Images are not part of the copy; transcribe all the data exactly.

--- Start of Listed records ---

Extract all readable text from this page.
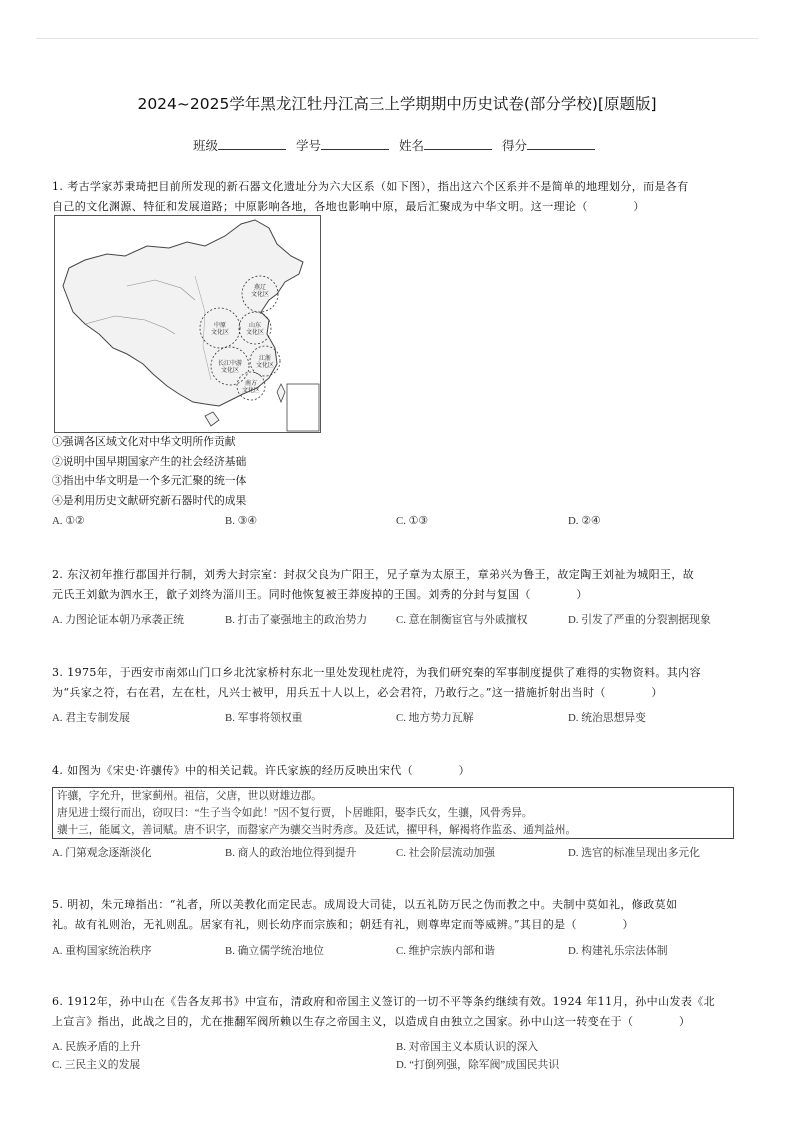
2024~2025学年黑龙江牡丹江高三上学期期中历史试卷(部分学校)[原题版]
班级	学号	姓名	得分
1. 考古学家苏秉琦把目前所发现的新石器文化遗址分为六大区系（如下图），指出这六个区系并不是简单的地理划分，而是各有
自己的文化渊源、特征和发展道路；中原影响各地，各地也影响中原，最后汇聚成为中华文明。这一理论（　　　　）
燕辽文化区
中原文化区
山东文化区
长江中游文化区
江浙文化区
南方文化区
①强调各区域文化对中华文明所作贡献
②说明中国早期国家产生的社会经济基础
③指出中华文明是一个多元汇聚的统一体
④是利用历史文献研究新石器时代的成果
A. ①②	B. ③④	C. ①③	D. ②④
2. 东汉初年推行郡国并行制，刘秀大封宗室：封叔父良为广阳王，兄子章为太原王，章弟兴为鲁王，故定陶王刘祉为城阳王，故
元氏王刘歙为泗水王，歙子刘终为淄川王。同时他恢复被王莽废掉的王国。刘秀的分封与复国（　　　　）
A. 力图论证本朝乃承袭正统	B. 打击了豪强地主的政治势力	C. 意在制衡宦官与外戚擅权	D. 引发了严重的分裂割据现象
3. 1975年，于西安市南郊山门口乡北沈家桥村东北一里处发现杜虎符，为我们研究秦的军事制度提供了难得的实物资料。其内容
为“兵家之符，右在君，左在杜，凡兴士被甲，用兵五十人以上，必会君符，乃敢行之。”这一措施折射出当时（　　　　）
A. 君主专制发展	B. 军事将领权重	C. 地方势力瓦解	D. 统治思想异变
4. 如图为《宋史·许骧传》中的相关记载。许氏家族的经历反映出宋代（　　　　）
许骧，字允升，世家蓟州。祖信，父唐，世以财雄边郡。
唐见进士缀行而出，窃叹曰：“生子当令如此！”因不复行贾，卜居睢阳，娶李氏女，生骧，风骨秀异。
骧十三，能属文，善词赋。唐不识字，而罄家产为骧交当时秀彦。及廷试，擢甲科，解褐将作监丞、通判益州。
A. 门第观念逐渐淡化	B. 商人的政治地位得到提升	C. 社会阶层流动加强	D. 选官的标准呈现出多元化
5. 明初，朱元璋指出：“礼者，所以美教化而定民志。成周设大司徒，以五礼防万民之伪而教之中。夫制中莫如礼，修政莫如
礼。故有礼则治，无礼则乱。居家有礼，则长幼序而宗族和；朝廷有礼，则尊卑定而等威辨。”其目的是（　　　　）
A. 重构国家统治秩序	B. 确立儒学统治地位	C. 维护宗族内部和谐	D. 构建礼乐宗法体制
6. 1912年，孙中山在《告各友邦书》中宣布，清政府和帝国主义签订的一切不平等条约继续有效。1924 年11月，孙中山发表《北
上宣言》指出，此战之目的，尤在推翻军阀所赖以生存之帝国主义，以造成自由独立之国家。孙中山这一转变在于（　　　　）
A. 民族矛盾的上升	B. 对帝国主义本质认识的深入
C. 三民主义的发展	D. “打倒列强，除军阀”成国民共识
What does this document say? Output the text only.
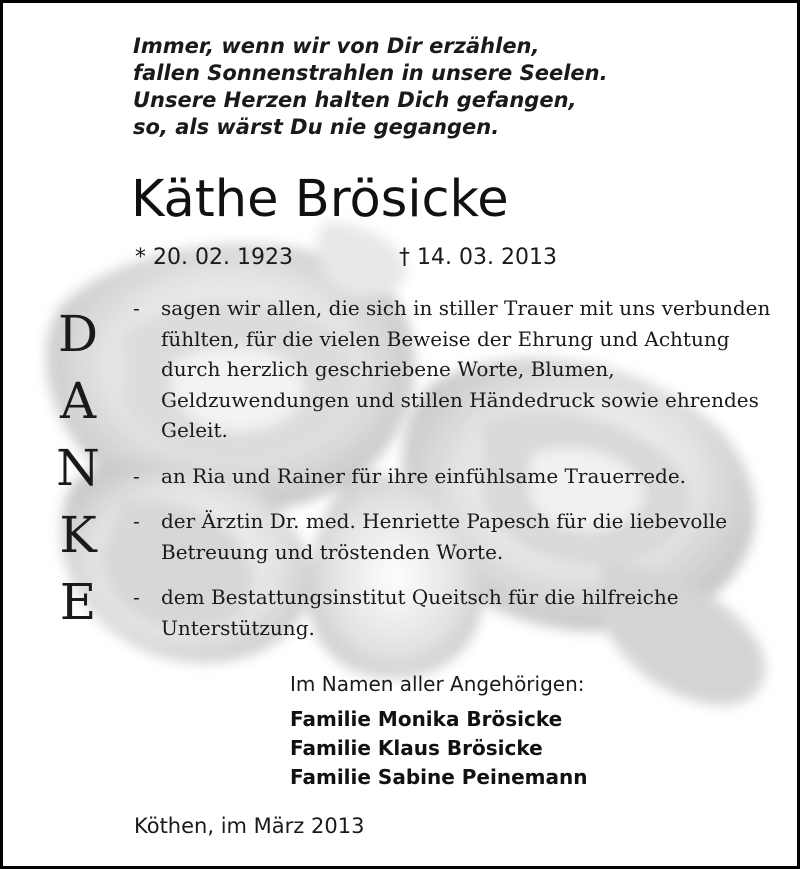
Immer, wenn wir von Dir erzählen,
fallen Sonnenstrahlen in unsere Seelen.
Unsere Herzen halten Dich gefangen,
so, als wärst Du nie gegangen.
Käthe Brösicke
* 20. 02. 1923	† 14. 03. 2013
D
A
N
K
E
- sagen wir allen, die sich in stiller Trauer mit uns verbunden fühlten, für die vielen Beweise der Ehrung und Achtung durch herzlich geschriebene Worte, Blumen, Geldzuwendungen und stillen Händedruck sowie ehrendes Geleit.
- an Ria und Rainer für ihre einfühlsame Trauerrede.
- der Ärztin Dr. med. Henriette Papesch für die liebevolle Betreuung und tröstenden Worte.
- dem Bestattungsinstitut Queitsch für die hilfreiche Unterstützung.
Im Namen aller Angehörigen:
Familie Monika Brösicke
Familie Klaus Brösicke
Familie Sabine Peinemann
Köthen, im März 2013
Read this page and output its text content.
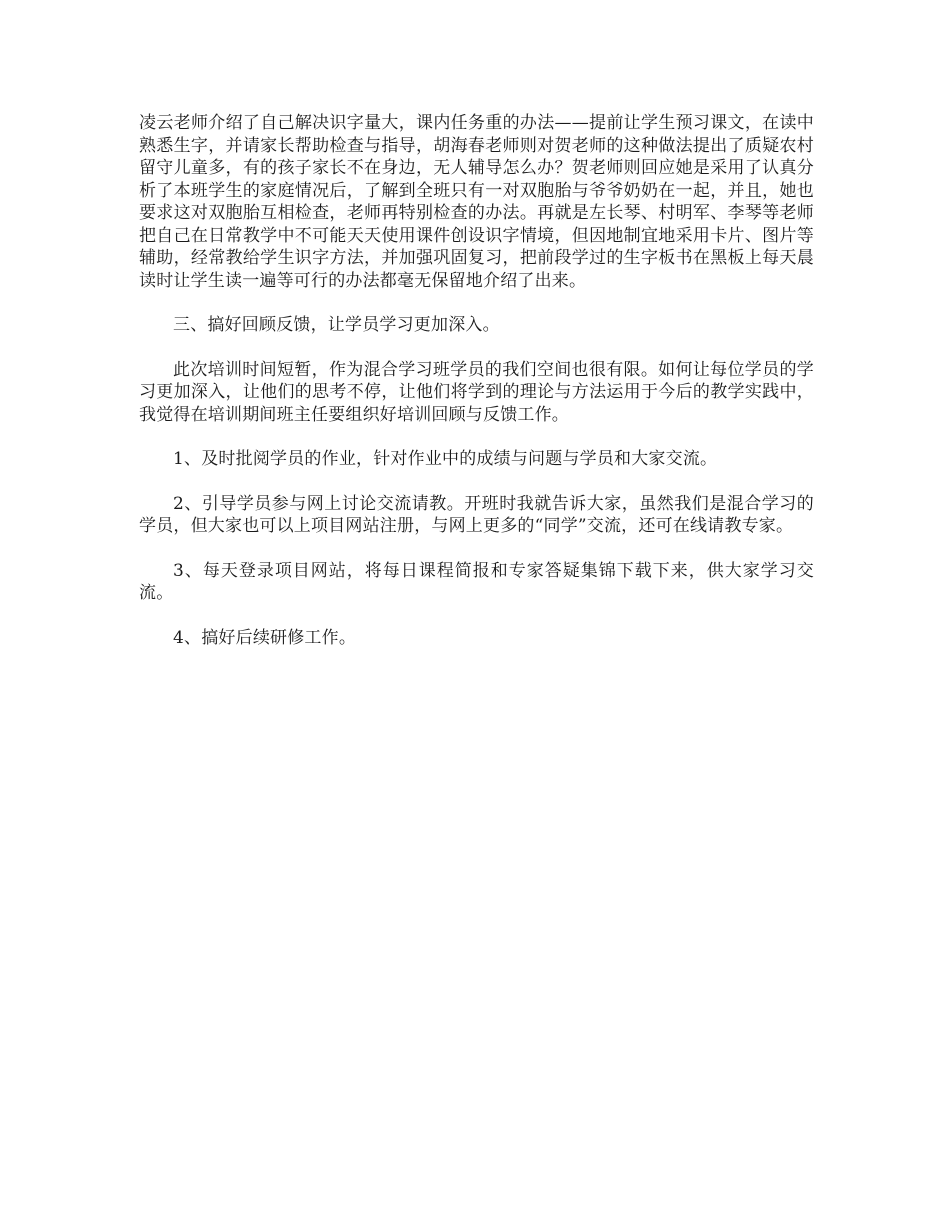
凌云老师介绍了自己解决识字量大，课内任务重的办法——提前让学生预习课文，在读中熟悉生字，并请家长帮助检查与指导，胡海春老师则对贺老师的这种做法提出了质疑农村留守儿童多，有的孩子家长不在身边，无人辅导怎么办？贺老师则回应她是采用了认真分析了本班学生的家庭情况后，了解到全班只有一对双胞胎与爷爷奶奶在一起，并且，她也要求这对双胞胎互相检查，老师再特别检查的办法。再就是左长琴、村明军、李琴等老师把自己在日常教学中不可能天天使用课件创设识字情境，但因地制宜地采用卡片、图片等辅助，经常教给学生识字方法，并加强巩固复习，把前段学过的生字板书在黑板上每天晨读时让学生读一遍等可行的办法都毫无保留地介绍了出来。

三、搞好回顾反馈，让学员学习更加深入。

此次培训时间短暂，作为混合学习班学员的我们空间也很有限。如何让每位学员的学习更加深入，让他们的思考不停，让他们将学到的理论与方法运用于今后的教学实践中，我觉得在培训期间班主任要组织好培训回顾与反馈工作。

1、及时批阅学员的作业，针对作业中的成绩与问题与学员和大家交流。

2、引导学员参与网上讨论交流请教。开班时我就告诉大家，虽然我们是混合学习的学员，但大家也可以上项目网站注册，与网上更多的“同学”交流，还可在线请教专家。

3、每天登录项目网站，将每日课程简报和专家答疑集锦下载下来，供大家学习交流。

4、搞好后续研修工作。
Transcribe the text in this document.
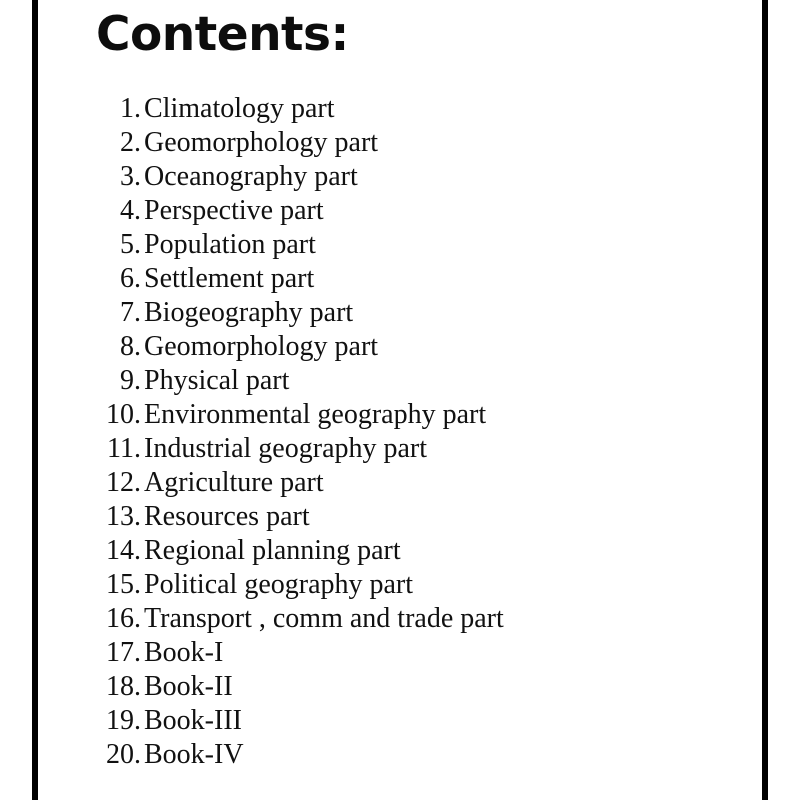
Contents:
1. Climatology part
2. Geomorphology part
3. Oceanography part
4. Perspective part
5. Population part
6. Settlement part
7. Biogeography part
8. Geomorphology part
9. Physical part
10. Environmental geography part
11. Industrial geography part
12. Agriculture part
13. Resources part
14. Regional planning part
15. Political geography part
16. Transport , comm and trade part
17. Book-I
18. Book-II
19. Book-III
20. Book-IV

--- End of Listed records ---

Answer to the exercise >>
Extract all readable text from this page.
2024~2025学年黑龙江牡丹江高三上学期期中历史试卷(部分学校)[原题版]
班级	学号	姓名	得分
1. 考古学家苏秉琦把目前所发现的新石器文化遗址分为六大区系（如下图），指出这六个区系并不是简单的地理划分，而是各有
自己的文化渊源、特征和发展道路；中原影响各地，各地也影响中原，最后汇聚成为中华文明。这一理论（　　　　）
燕辽文化区
中原文化区
山东文化区
长江中游文化区
江浙文化区
南方文化区
①强调各区域文化对中华文明所作贡献
②说明中国早期国家产生的社会经济基础
③指出中华文明是一个多元汇聚的统一体
④是利用历史文献研究新石器时代的成果
A. ①②	B. ③④	C. ①③	D. ②④
2. 东汉初年推行郡国并行制，刘秀大封宗室：封叔父良为广阳王，兄子章为太原王，章弟兴为鲁王，故定陶王刘祉为城阳王，故
元氏王刘歙为泗水王，歙子刘终为淄川王。同时他恢复被王莽废掉的王国。刘秀的分封与复国（　　　　）
A. 力图论证本朝乃承袭正统	B. 打击了豪强地主的政治势力	C. 意在制衡宦官与外戚擅权	D. 引发了严重的分裂割据现象
3. 1975年，于西安市南郊山门口乡北沈家桥村东北一里处发现杜虎符，为我们研究秦的军事制度提供了难得的实物资料。其内容
为“兵家之符，右在君，左在杜，凡兴士被甲，用兵五十人以上，必会君符，乃敢行之。”这一措施折射出当时（　　　　）
A. 君主专制发展	B. 军事将领权重	C. 地方势力瓦解	D. 统治思想异变
4. 如图为《宋史·许骧传》中的相关记载。许氏家族的经历反映出宋代（　　　　）
许骧，字允升，世家蓟州。祖信，父唐，世以财雄边郡。
唐见进士缀行而出，窃叹曰：“生子当令如此！”因不复行贾，卜居睢阳，娶李氏女，生骧，风骨秀异。
骧十三，能属文，善词赋。唐不识字，而罄家产为骧交当时秀彦。及廷试，擢甲科，解褐将作监丞、通判益州。
A. 门第观念逐渐淡化	B. 商人的政治地位得到提升	C. 社会阶层流动加强	D. 选官的标准呈现出多元化
5. 明初，朱元璋指出：“礼者，所以美教化而定民志。成周设大司徒，以五礼防万民之伪而教之中。夫制中莫如礼，修政莫如
礼。故有礼则治，无礼则乱。居家有礼，则长幼序而宗族和；朝廷有礼，则尊卑定而等威辨。”其目的是（　　　　）
A. 重构国家统治秩序	B. 确立儒学统治地位	C. 维护宗族内部和谐	D. 构建礼乐宗法体制
6. 1912年，孙中山在《告各友邦书》中宣布，清政府和帝国主义签订的一切不平等条约继续有效。1924 年11月，孙中山发表《北
上宣言》指出，此战之目的，尤在推翻军阀所赖以生存之帝国主义，以造成自由独立之国家。孙中山这一转变在于（　　　　）
A. 民族矛盾的上升	B. 对帝国主义本质认识的深入
C. 三民主义的发展	D. “打倒列强，除军阀”成国民共识
What does this document say? Output the text only.
Immer, wenn wir von Dir erzählen,
fallen Sonnenstrahlen in unsere Seelen.
Unsere Herzen halten Dich gefangen,
so, als wärst Du nie gegangen.
Käthe Brösicke
* 20. 02. 1923	† 14. 03. 2013
D
A
N
K
E
- sagen wir allen, die sich in stiller Trauer mit uns verbunden fühlten, für die vielen Beweise der Ehrung und Achtung durch herzlich geschriebene Worte, Blumen, Geldzuwendungen und stillen Händedruck sowie ehrendes Geleit.
- an Ria und Rainer für ihre einfühlsame Trauerrede.
- der Ärztin Dr. med. Henriette Papesch für die liebevolle Betreuung und tröstenden Worte.
- dem Bestattungsinstitut Queitsch für die hilfreiche Unterstützung.
Im Namen aller Angehörigen:
Familie Monika Brösicke
Familie Klaus Brösicke
Familie Sabine Peinemann
Köthen, im März 2013
Read this page and output its text content.
凌云老师介绍了自己解决识字量大，课内任务重的办法——提前让学生预习课文，在读中熟悉生字，并请家长帮助检查与指导，胡海春老师则对贺老师的这种做法提出了质疑农村留守儿童多，有的孩子家长不在身边，无人辅导怎么办？贺老师则回应她是采用了认真分析了本班学生的家庭情况后，了解到全班只有一对双胞胎与爷爷奶奶在一起，并且，她也要求这对双胞胎互相检查，老师再特别检查的办法。再就是左长琴、村明军、李琴等老师把自己在日常教学中不可能天天使用课件创设识字情境，但因地制宜地采用卡片、图片等辅助，经常教给学生识字方法，并加强巩固复习，把前段学过的生字板书在黑板上每天晨读时让学生读一遍等可行的办法都毫无保留地介绍了出来。

三、搞好回顾反馈，让学员学习更加深入。

此次培训时间短暂，作为混合学习班学员的我们空间也很有限。如何让每位学员的学习更加深入，让他们的思考不停，让他们将学到的理论与方法运用于今后的教学实践中，我觉得在培训期间班主任要组织好培训回顾与反馈工作。

1、及时批阅学员的作业，针对作业中的成绩与问题与学员和大家交流。

2、引导学员参与网上讨论交流请教。开班时我就告诉大家，虽然我们是混合学习的学员，但大家也可以上项目网站注册，与网上更多的“同学”交流，还可在线请教专家。

3、每天登录项目网站，将每日课程简报和专家答疑集锦下载下来，供大家学习交流。

4、搞好后续研修工作。
Transcribe the text in this document.
Contents:
1. Climatology part
2. Geomorphology part
3. Oceanography part
4. Perspective part
5. Population part
6. Settlement part
7. Biogeography part
8. Geomorphology part
9. Physical part
10. Environmental geography part
11. Industrial geography part
12. Agriculture part
13. Resources part
14. Regional planning part
15. Political geography part
16. Transport , comm and trade part
17. Book-I
18. Book-II
19. Book-III
20. Book-IV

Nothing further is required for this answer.